### Exercise instructions
The records below are to be copied word for word, with every picture left out.

### Dataset entries
++++++++++
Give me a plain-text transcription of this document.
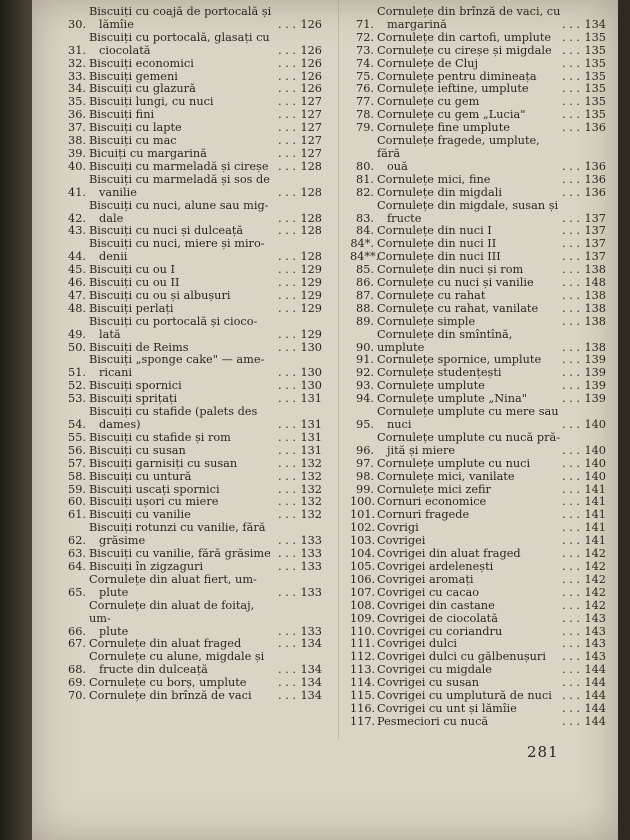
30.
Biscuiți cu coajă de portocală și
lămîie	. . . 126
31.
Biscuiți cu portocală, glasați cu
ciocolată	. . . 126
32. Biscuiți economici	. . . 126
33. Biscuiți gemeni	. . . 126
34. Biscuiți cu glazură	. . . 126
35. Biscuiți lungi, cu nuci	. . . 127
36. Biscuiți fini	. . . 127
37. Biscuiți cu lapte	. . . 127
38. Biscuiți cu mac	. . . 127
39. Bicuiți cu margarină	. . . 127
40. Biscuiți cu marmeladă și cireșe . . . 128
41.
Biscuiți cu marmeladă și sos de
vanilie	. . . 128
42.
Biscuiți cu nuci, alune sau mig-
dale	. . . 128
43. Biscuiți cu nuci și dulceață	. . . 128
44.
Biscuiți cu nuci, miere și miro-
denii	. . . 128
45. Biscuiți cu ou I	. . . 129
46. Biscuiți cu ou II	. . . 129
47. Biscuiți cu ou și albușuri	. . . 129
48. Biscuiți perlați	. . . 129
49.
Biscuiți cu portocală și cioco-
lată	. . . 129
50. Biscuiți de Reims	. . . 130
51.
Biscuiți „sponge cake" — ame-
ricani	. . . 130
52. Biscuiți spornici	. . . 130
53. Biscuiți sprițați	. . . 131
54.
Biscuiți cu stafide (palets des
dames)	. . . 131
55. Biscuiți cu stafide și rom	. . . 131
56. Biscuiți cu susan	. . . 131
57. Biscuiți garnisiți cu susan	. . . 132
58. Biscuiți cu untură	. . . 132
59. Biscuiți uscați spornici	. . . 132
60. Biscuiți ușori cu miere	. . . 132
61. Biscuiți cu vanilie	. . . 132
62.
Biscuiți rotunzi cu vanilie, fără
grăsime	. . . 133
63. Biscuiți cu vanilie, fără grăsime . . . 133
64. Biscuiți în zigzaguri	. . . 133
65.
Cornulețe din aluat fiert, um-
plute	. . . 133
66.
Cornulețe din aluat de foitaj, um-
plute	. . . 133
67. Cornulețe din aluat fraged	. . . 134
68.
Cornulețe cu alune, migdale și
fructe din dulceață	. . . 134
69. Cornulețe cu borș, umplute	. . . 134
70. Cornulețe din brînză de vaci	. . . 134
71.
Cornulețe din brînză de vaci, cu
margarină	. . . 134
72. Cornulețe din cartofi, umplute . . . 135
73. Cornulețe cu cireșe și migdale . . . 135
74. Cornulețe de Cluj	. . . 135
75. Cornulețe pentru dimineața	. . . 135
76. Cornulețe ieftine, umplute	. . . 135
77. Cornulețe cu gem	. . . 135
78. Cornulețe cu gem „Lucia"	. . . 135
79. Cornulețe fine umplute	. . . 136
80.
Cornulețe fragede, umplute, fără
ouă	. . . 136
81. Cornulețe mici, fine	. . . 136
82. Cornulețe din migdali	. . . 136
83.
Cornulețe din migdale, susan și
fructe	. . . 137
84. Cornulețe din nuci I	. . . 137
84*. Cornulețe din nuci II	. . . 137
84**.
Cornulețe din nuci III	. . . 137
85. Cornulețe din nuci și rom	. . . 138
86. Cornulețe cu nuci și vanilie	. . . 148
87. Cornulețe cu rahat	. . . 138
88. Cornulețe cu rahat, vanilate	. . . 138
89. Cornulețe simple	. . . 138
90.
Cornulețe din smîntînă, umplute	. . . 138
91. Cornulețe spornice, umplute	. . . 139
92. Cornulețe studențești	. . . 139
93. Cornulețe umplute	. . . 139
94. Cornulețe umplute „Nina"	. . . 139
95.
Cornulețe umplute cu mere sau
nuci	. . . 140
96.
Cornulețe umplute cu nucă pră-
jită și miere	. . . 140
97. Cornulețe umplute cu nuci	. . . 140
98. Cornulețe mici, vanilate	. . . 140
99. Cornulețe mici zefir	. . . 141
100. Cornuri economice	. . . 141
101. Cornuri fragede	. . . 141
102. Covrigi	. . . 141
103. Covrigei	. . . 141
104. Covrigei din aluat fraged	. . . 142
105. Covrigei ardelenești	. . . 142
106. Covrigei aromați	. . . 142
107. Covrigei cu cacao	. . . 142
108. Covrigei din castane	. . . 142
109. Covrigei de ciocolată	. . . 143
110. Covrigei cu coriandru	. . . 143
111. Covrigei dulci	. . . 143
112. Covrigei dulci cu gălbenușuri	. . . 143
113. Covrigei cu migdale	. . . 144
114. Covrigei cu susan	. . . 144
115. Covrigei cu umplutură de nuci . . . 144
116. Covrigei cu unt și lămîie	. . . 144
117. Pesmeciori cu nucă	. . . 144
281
++++++++++
### Task answer
Give me a plain-text transcription of this document.
30.
Biscuiți cu coajă de portocală și
lămîie	. . . 126
31.
Biscuiți cu portocală, glasați cu
ciocolată	. . . 126
32. Biscuiți economici	. . . 126
33. Biscuiți gemeni	. . . 126
34. Biscuiți cu glazură	. . . 126
35. Biscuiți lungi, cu nuci	. . . 127
36. Biscuiți fini	. . . 127
37. Biscuiți cu lapte	. . . 127
38. Biscuiți cu mac	. . . 127
39. Bicuiți cu margarină	. . . 127
40. Biscuiți cu marmeladă și cireșe . . . 128
41.
Biscuiți cu marmeladă și sos de
vanilie	. . . 128
42.
Biscuiți cu nuci, alune sau mig-
dale	. . . 128
43. Biscuiți cu nuci și dulceață	. . . 128
44.
Biscuiți cu nuci, miere și miro-
denii	. . . 128
45. Biscuiți cu ou I	. . . 129
46. Biscuiți cu ou II	. . . 129
47. Biscuiți cu ou și albușuri	. . . 129
48. Biscuiți perlați	. . . 129
49.
Biscuiți cu portocală și cioco-
lată	. . . 129
50. Biscuiți de Reims	. . . 130
51.
Biscuiți „sponge cake" — ame-
ricani	. . . 130
52. Biscuiți spornici	. . . 130
53. Biscuiți sprițați	. . . 131
54.
Biscuiți cu stafide (palets des
dames)	. . . 131
55. Biscuiți cu stafide și rom	. . . 131
56. Biscuiți cu susan	. . . 131
57. Biscuiți garnisiți cu susan	. . . 132
58. Biscuiți cu untură	. . . 132
59. Biscuiți uscați spornici	. . . 132
60. Biscuiți ușori cu miere	. . . 132
61. Biscuiți cu vanilie	. . . 132
62.
Biscuiți rotunzi cu vanilie, fără
grăsime	. . . 133
63. Biscuiți cu vanilie, fără grăsime . . . 133
64. Biscuiți în zigzaguri	. . . 133
65.
Cornulețe din aluat fiert, um-
plute	. . . 133
66.
Cornulețe din aluat de foitaj, um-
plute	. . . 133
67. Cornulețe din aluat fraged	. . . 134
68.
Cornulețe cu alune, migdale și
fructe din dulceață	. . . 134
69. Cornulețe cu borș, umplute	. . . 134
70. Cornulețe din brînză de vaci	. . . 134
71.
Cornulețe din brînză de vaci, cu
margarină	. . . 134
72. Cornulețe din cartofi, umplute . . . 135
73. Cornulețe cu cireșe și migdale . . . 135
74. Cornulețe de Cluj	. . . 135
75. Cornulețe pentru dimineața	. . . 135
76. Cornulețe ieftine, umplute	. . . 135
77. Cornulețe cu gem	. . . 135
78. Cornulețe cu gem „Lucia"	. . . 135
79. Cornulețe fine umplute	. . . 136
80.
Cornulețe fragede, umplute, fără
ouă	. . . 136
81. Cornulețe mici, fine	. . . 136
82. Cornulețe din migdali	. . . 136
83.
Cornulețe din migdale, susan și
fructe	. . . 137
84. Cornulețe din nuci I	. . . 137
84*. Cornulețe din nuci II	. . . 137
84**.
Cornulețe din nuci III	. . . 137
85. Cornulețe din nuci și rom	. . . 138
86. Cornulețe cu nuci și vanilie	. . . 148
87. Cornulețe cu rahat	. . . 138
88. Cornulețe cu rahat, vanilate	. . . 138
89. Cornulețe simple	. . . 138
90.
Cornulețe din smîntînă, umplute	. . . 138
91. Cornulețe spornice, umplute	. . . 139
92. Cornulețe studențești	. . . 139
93. Cornulețe umplute	. . . 139
94. Cornulețe umplute „Nina"	. . . 139
95.
Cornulețe umplute cu mere sau
nuci	. . . 140
96.
Cornulețe umplute cu nucă pră-
jită și miere	. . . 140
97. Cornulețe umplute cu nuci	. . . 140
98. Cornulețe mici, vanilate	. . . 140
99. Cornulețe mici zefir	. . . 141
100. Cornuri economice	. . . 141
101. Cornuri fragede	. . . 141
102. Covrigi	. . . 141
103. Covrigei	. . . 141
104. Covrigei din aluat fraged	. . . 142
105. Covrigei ardelenești	. . . 142
106. Covrigei aromați	. . . 142
107. Covrigei cu cacao	. . . 142
108. Covrigei din castane	. . . 142
109. Covrigei de ciocolată	. . . 143
110. Covrigei cu coriandru	. . . 143
111. Covrigei dulci	. . . 143
112. Covrigei dulci cu gălbenușuri	. . . 143
113. Covrigei cu migdale	. . . 144
114. Covrigei cu susan	. . . 144
115. Covrigei cu umplutură de nuci . . . 144
116. Covrigei cu unt și lămîie	. . . 144
117. Pesmeciori cu nucă	. . . 144
281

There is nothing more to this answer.